- [PROBLEM REQUIREMENTS]:
Give the listing again character for character, but drop the images.

- [RECORD EXCERPTS]:
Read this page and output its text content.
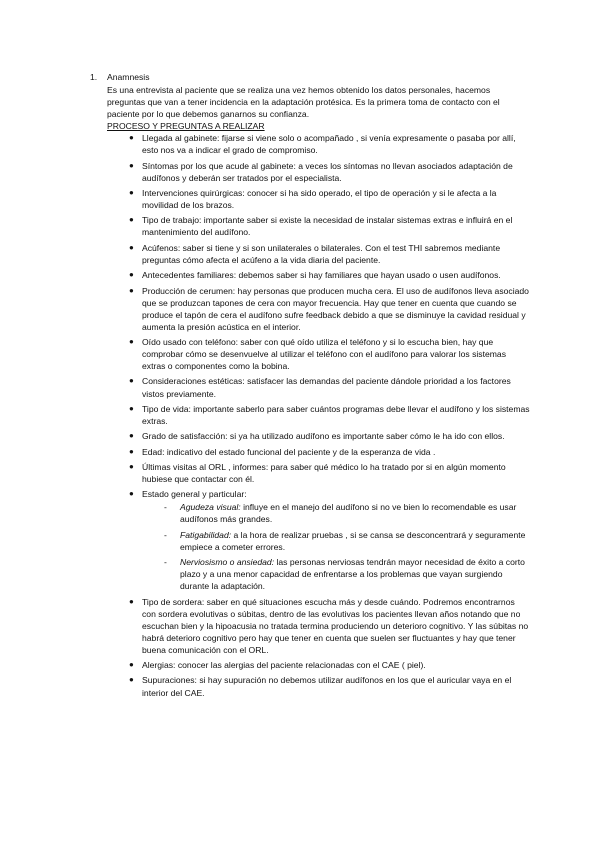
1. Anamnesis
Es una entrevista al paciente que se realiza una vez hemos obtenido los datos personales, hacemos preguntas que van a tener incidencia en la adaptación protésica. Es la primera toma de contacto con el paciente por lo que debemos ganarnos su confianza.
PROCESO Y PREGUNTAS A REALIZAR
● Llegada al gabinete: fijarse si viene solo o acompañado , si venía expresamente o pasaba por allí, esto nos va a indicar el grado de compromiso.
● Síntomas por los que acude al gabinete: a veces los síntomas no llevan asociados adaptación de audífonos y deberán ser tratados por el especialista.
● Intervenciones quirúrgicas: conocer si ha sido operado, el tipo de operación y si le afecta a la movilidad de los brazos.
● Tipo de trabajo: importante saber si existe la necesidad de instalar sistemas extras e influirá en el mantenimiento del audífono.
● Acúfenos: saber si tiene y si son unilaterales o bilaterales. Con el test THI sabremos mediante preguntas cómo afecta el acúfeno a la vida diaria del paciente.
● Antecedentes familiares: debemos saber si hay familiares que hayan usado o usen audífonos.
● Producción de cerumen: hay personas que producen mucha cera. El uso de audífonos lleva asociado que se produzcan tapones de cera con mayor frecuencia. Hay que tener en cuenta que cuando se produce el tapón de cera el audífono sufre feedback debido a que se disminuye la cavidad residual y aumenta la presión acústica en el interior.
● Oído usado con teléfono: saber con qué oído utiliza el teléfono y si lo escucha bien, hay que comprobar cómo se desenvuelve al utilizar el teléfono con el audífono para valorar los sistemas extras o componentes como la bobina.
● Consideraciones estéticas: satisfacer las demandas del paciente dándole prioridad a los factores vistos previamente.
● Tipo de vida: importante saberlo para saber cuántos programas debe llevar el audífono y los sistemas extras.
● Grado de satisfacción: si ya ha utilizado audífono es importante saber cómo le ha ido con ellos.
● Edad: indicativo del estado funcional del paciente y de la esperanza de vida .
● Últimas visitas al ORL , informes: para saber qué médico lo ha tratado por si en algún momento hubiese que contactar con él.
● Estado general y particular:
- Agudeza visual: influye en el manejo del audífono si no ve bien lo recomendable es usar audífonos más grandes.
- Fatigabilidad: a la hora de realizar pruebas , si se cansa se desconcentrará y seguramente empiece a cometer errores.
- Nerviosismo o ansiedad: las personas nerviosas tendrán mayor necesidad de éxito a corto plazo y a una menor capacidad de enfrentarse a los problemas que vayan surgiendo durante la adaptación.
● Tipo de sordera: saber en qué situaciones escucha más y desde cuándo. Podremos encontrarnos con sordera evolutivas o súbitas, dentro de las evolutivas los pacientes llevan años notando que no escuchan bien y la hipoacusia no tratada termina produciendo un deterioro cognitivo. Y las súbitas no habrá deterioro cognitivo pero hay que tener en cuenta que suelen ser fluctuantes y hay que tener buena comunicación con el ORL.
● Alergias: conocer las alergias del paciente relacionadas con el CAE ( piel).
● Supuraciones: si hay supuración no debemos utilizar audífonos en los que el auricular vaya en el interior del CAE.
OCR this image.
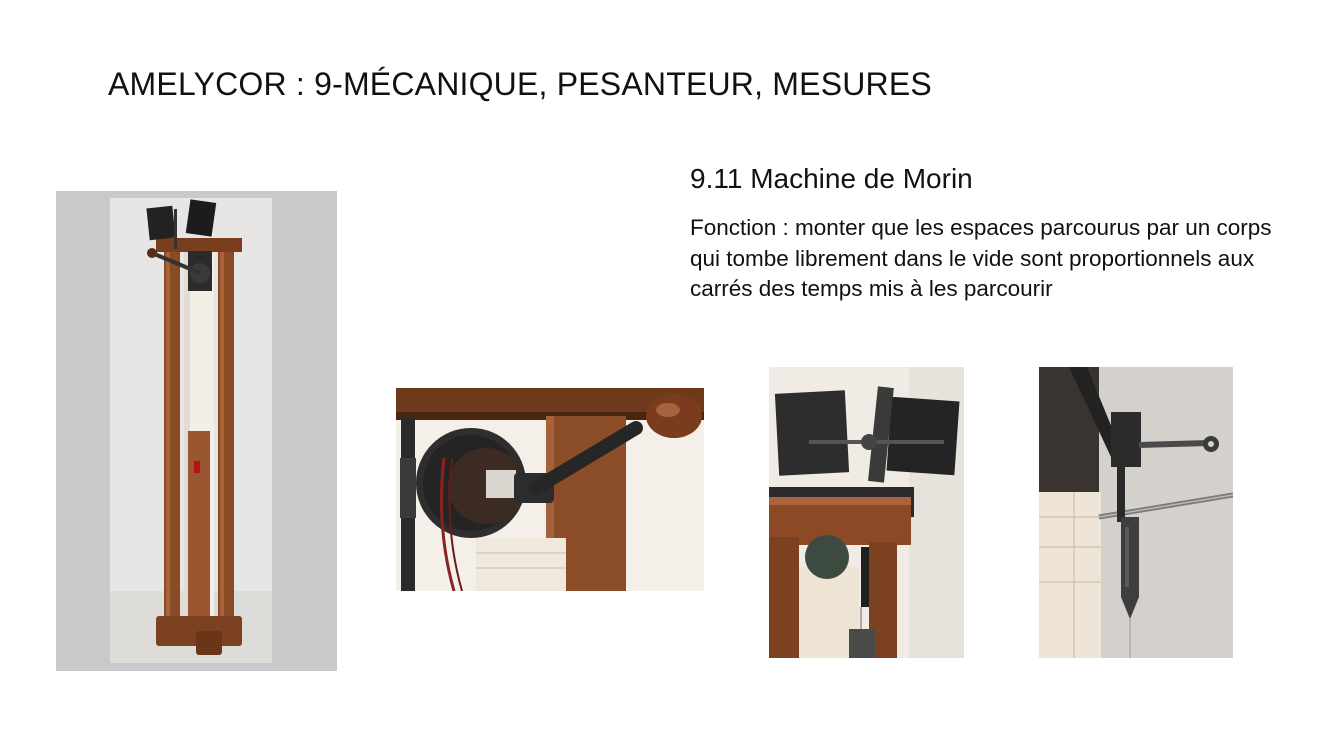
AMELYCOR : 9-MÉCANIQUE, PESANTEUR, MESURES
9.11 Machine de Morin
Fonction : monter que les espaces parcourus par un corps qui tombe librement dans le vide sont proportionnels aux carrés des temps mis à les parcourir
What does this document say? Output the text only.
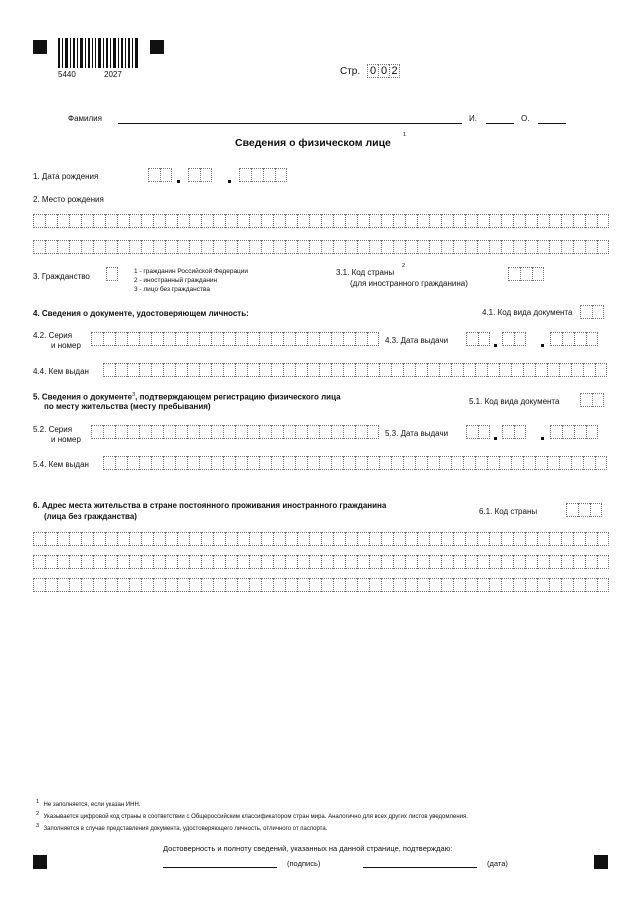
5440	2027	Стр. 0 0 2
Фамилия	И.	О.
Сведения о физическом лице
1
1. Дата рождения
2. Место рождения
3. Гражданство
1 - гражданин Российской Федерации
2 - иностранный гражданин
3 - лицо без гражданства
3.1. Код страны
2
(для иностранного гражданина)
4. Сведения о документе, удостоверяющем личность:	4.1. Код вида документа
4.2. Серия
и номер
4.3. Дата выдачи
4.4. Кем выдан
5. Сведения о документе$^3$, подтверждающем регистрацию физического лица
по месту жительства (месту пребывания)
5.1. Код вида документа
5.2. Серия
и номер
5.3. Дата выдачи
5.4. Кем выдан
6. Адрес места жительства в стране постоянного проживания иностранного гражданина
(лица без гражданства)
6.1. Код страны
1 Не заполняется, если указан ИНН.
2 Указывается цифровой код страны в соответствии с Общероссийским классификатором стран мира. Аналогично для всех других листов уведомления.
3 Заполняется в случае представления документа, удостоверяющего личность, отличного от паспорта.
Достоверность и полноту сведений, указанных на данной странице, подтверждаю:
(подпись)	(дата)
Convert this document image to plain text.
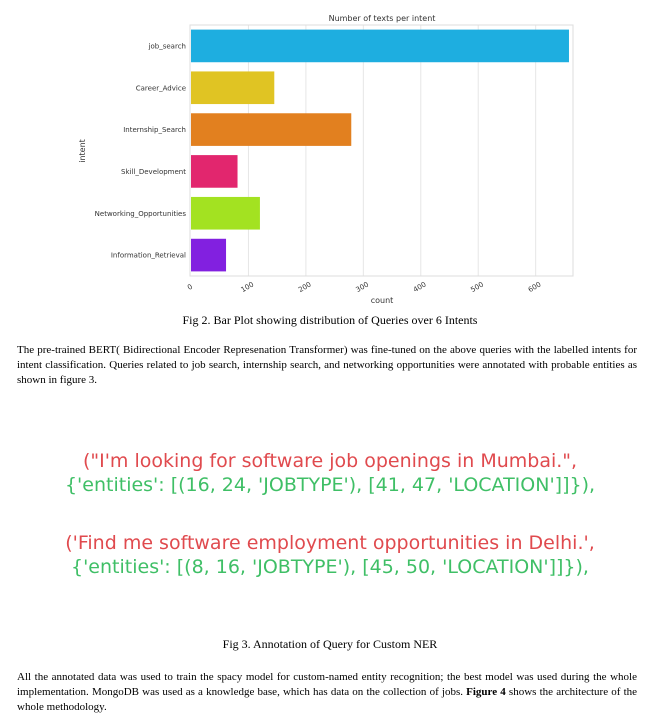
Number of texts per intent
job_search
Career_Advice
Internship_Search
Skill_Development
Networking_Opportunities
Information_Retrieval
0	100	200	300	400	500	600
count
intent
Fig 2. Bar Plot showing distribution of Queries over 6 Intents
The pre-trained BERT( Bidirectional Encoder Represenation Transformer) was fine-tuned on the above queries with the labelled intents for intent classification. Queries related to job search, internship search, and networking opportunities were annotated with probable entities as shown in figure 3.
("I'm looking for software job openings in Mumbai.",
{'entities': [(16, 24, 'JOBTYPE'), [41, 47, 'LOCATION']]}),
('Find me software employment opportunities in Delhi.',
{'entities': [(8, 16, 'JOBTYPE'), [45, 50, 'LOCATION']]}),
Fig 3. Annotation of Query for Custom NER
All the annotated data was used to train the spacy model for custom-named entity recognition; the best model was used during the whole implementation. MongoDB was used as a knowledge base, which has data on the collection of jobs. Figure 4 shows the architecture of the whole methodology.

- [RESPONSE TO THE TASK]:
Read this page and output its text content.
1. Anamnesis
Es una entrevista al paciente que se realiza una vez hemos obtenido los datos personales, hacemos preguntas que van a tener incidencia en la adaptación protésica. Es la primera toma de contacto con el paciente por lo que debemos ganarnos su confianza.
PROCESO Y PREGUNTAS A REALIZAR
● Llegada al gabinete: fijarse si viene solo o acompañado , si venía expresamente o pasaba por allí, esto nos va a indicar el grado de compromiso.
● Síntomas por los que acude al gabinete: a veces los síntomas no llevan asociados adaptación de audífonos y deberán ser tratados por el especialista.
● Intervenciones quirúrgicas: conocer si ha sido operado, el tipo de operación y si le afecta a la movilidad de los brazos.
● Tipo de trabajo: importante saber si existe la necesidad de instalar sistemas extras e influirá en el mantenimiento del audífono.
● Acúfenos: saber si tiene y si son unilaterales o bilaterales. Con el test THI sabremos mediante preguntas cómo afecta el acúfeno a la vida diaria del paciente.
● Antecedentes familiares: debemos saber si hay familiares que hayan usado o usen audífonos.
● Producción de cerumen: hay personas que producen mucha cera. El uso de audífonos lleva asociado que se produzcan tapones de cera con mayor frecuencia. Hay que tener en cuenta que cuando se produce el tapón de cera el audífono sufre feedback debido a que se disminuye la cavidad residual y aumenta la presión acústica en el interior.
● Oído usado con teléfono: saber con qué oído utiliza el teléfono y si lo escucha bien, hay que comprobar cómo se desenvuelve al utilizar el teléfono con el audífono para valorar los sistemas extras o componentes como la bobina.
● Consideraciones estéticas: satisfacer las demandas del paciente dándole prioridad a los factores vistos previamente.
● Tipo de vida: importante saberlo para saber cuántos programas debe llevar el audífono y los sistemas extras.
● Grado de satisfacción: si ya ha utilizado audífono es importante saber cómo le ha ido con ellos.
● Edad: indicativo del estado funcional del paciente y de la esperanza de vida .
● Últimas visitas al ORL , informes: para saber qué médico lo ha tratado por si en algún momento hubiese que contactar con él.
● Estado general y particular:
- Agudeza visual: influye en el manejo del audífono si no ve bien lo recomendable es usar audífonos más grandes.
- Fatigabilidad: a la hora de realizar pruebas , si se cansa se desconcentrará y seguramente empiece a cometer errores.
- Nerviosismo o ansiedad: las personas nerviosas tendrán mayor necesidad de éxito a corto plazo y a una menor capacidad de enfrentarse a los problemas que vayan surgiendo durante la adaptación.
● Tipo de sordera: saber en qué situaciones escucha más y desde cuándo. Podremos encontrarnos con sordera evolutivas o súbitas, dentro de las evolutivas los pacientes llevan años notando que no escuchan bien y la hipoacusia no tratada termina produciendo un deterioro cognitivo. Y las súbitas no habrá deterioro cognitivo pero hay que tener en cuenta que suelen ser fluctuantes y hay que tener buena comunicación con el ORL.
● Alergias: conocer las alergias del paciente relacionadas con el CAE ( piel).
● Supuraciones: si hay supuración no debemos utilizar audífonos en los que el auricular vaya en el interior del CAE.
OCR this image.
AMELYCOR : 9-MÉCANIQUE, PESANTEUR, MESURES
9.11 Machine de Morin
Fonction : monter que les espaces parcourus par un corps qui tombe librement dans le vide sont proportionnels aux carrés des temps mis à les parcourir
What does this document say? Output the text only.
5440	2027	Стр. 0 0 2
Фамилия	И.	О.
Сведения о физическом лице
1
1. Дата рождения
2. Место рождения
3. Гражданство
1 - гражданин Российской Федерации
2 - иностранный гражданин
3 - лицо без гражданства
3.1. Код страны
2
(для иностранного гражданина)
4. Сведения о документе, удостоверяющем личность:	4.1. Код вида документа
4.2. Серия
и номер
4.3. Дата выдачи
4.4. Кем выдан
5. Сведения о документе$^3$, подтверждающем регистрацию физического лица
по месту жительства (месту пребывания)
5.1. Код вида документа
5.2. Серия
и номер
5.3. Дата выдачи
5.4. Кем выдан
6. Адрес места жительства в стране постоянного проживания иностранного гражданина
(лица без гражданства)
6.1. Код страны
1 Не заполняется, если указан ИНН.
2 Указывается цифровой код страны в соответствии с Общероссийским классификатором стран мира. Аналогично для всех других листов уведомления.
3 Заполняется в случае представления документа, удостоверяющего личность, отличного от паспорта.
Достоверность и полноту сведений, указанных на данной странице, подтверждаю:
(подпись)	(дата)
Convert this document image to plain text.
Number of texts per intent
job_search
Career_Advice
Internship_Search
Skill_Development
Networking_Opportunities
Information_Retrieval
0	100	200	300	400	500	600
count
intent
Fig 2. Bar Plot showing distribution of Queries over 6 Intents
The pre-trained BERT( Bidirectional Encoder Represenation Transformer) was fine-tuned on the above queries with the labelled intents for intent classification. Queries related to job search, internship search, and networking opportunities were annotated with probable entities as shown in figure 3.
("I'm looking for software job openings in Mumbai.",
{'entities': [(16, 24, 'JOBTYPE'), [41, 47, 'LOCATION']]}),
('Find me software employment opportunities in Delhi.',
{'entities': [(8, 16, 'JOBTYPE'), [45, 50, 'LOCATION']]}),
Fig 3. Annotation of Query for Custom NER
All the annotated data was used to train the spacy model for custom-named entity recognition; the best model was used during the whole implementation. MongoDB was used as a knowledge base, which has data on the collection of jobs. Figure 4 shows the architecture of the whole methodology.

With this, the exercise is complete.